Work required:
Don't copy the pictures; return every other part of the records exactly.

The records:
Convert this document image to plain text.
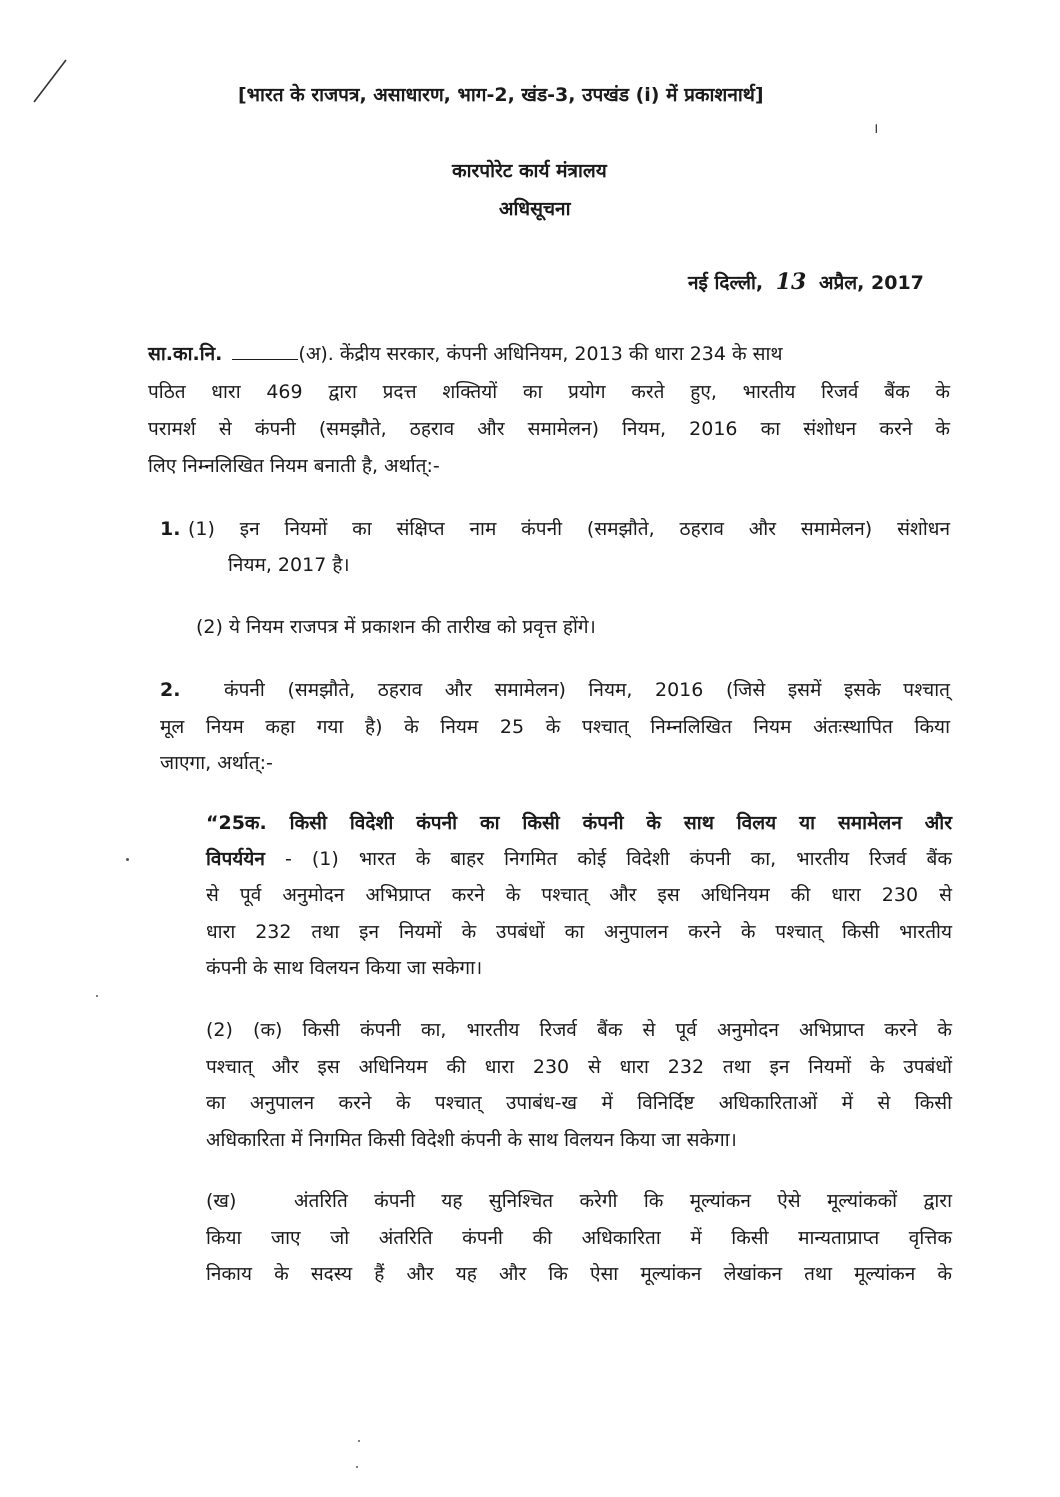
[भारत के राजपत्र, असाधारण, भाग-2, खंड-3, उपखंड (i) में प्रकाशनार्थ]
।
कारपोरेट कार्य मंत्रालय
अधिसूचना
नई दिल्ली, 13 अप्रैल, 2017
सा.का.नि.	(अ). केंद्रीय सरकार, कंपनी अधिनियम, 2013 की धारा 234 के साथ
पठित धारा 469 द्वारा प्रदत्त शक्तियों का प्रयोग करते हुए, भारतीय रिजर्व बैंक के
परामर्श से कंपनी (समझौते, ठहराव और समामेलन) नियम, 2016 का संशोधन करने के
लिए निम्नलिखित नियम बनाती है, अर्थात्:-
1. (1) इन नियमों का संक्षिप्त नाम कंपनी (समझौते, ठहराव और समामेलन) संशोधन
नियम, 2017 है।
(2) ये नियम राजपत्र में प्रकाशन की तारीख को प्रवृत्त होंगे।
2. कंपनी (समझौते, ठहराव और समामेलन) नियम, 2016 (जिसे इसमें इसके पश्चात्
मूल नियम कहा गया है) के नियम 25 के पश्चात् निम्नलिखित नियम अंतःस्थापित किया
जाएगा, अर्थात्:-
“25क. किसी विदेशी कंपनी का किसी कंपनी के साथ विलय या समामेलन और
विपर्ययेन - (1) भारत के बाहर निगमित कोई विदेशी कंपनी का, भारतीय रिजर्व बैंक
से पूर्व अनुमोदन अभिप्राप्त करने के पश्चात् और इस अधिनियम की धारा 230 से
धारा 232 तथा इन नियमों के उपबंधों का अनुपालन करने के पश्चात् किसी भारतीय
कंपनी के साथ विलयन किया जा सकेगा।
(2) (क) किसी कंपनी का, भारतीय रिजर्व बैंक से पूर्व अनुमोदन अभिप्राप्त करने के
पश्चात् और इस अधिनियम की धारा 230 से धारा 232 तथा इन नियमों के उपबंधों
का अनुपालन करने के पश्चात् उपाबंध-ख में विनिर्दिष्ट अधिकारिताओं में से किसी
अधिकारिता में निगमित किसी विदेशी कंपनी के साथ विलयन किया जा सकेगा।
(ख)	अंतरिति कंपनी यह सुनिश्चित करेगी कि मूल्यांकन ऐसे मूल्यांककों द्वारा
किया जाए जो अंतरिति कंपनी की अधिकारिता में किसी मान्यताप्राप्त वृत्तिक
निकाय के सदस्य हैं और यह और कि ऐसा मूल्यांकन लेखांकन तथा मूल्यांकन के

Reply to the exercise:
Convert this document image to plain text.
[भारत के राजपत्र, असाधारण, भाग-2, खंड-3, उपखंड (i) में प्रकाशनार्थ]
।
कारपोरेट कार्य मंत्रालय
अधिसूचना
नई दिल्ली, 13 अप्रैल, 2017
सा.का.नि.	(अ). केंद्रीय सरकार, कंपनी अधिनियम, 2013 की धारा 234 के साथ
पठित धारा 469 द्वारा प्रदत्त शक्तियों का प्रयोग करते हुए, भारतीय रिजर्व बैंक के
परामर्श से कंपनी (समझौते, ठहराव और समामेलन) नियम, 2016 का संशोधन करने के
लिए निम्नलिखित नियम बनाती है, अर्थात्:-
1. (1) इन नियमों का संक्षिप्त नाम कंपनी (समझौते, ठहराव और समामेलन) संशोधन
नियम, 2017 है।
(2) ये नियम राजपत्र में प्रकाशन की तारीख को प्रवृत्त होंगे।
2. कंपनी (समझौते, ठहराव और समामेलन) नियम, 2016 (जिसे इसमें इसके पश्चात्
मूल नियम कहा गया है) के नियम 25 के पश्चात् निम्नलिखित नियम अंतःस्थापित किया
जाएगा, अर्थात्:-
“25क. किसी विदेशी कंपनी का किसी कंपनी के साथ विलय या समामेलन और
विपर्ययेन - (1) भारत के बाहर निगमित कोई विदेशी कंपनी का, भारतीय रिजर्व बैंक
से पूर्व अनुमोदन अभिप्राप्त करने के पश्चात् और इस अधिनियम की धारा 230 से
धारा 232 तथा इन नियमों के उपबंधों का अनुपालन करने के पश्चात् किसी भारतीय
कंपनी के साथ विलयन किया जा सकेगा।
(2) (क) किसी कंपनी का, भारतीय रिजर्व बैंक से पूर्व अनुमोदन अभिप्राप्त करने के
पश्चात् और इस अधिनियम की धारा 230 से धारा 232 तथा इन नियमों के उपबंधों
का अनुपालन करने के पश्चात् उपाबंध-ख में विनिर्दिष्ट अधिकारिताओं में से किसी
अधिकारिता में निगमित किसी विदेशी कंपनी के साथ विलयन किया जा सकेगा।
(ख)	अंतरिति कंपनी यह सुनिश्चित करेगी कि मूल्यांकन ऐसे मूल्यांककों द्वारा
किया जाए जो अंतरिति कंपनी की अधिकारिता में किसी मान्यताप्राप्त वृत्तिक
निकाय के सदस्य हैं और यह और कि ऐसा मूल्यांकन लेखांकन तथा मूल्यांकन के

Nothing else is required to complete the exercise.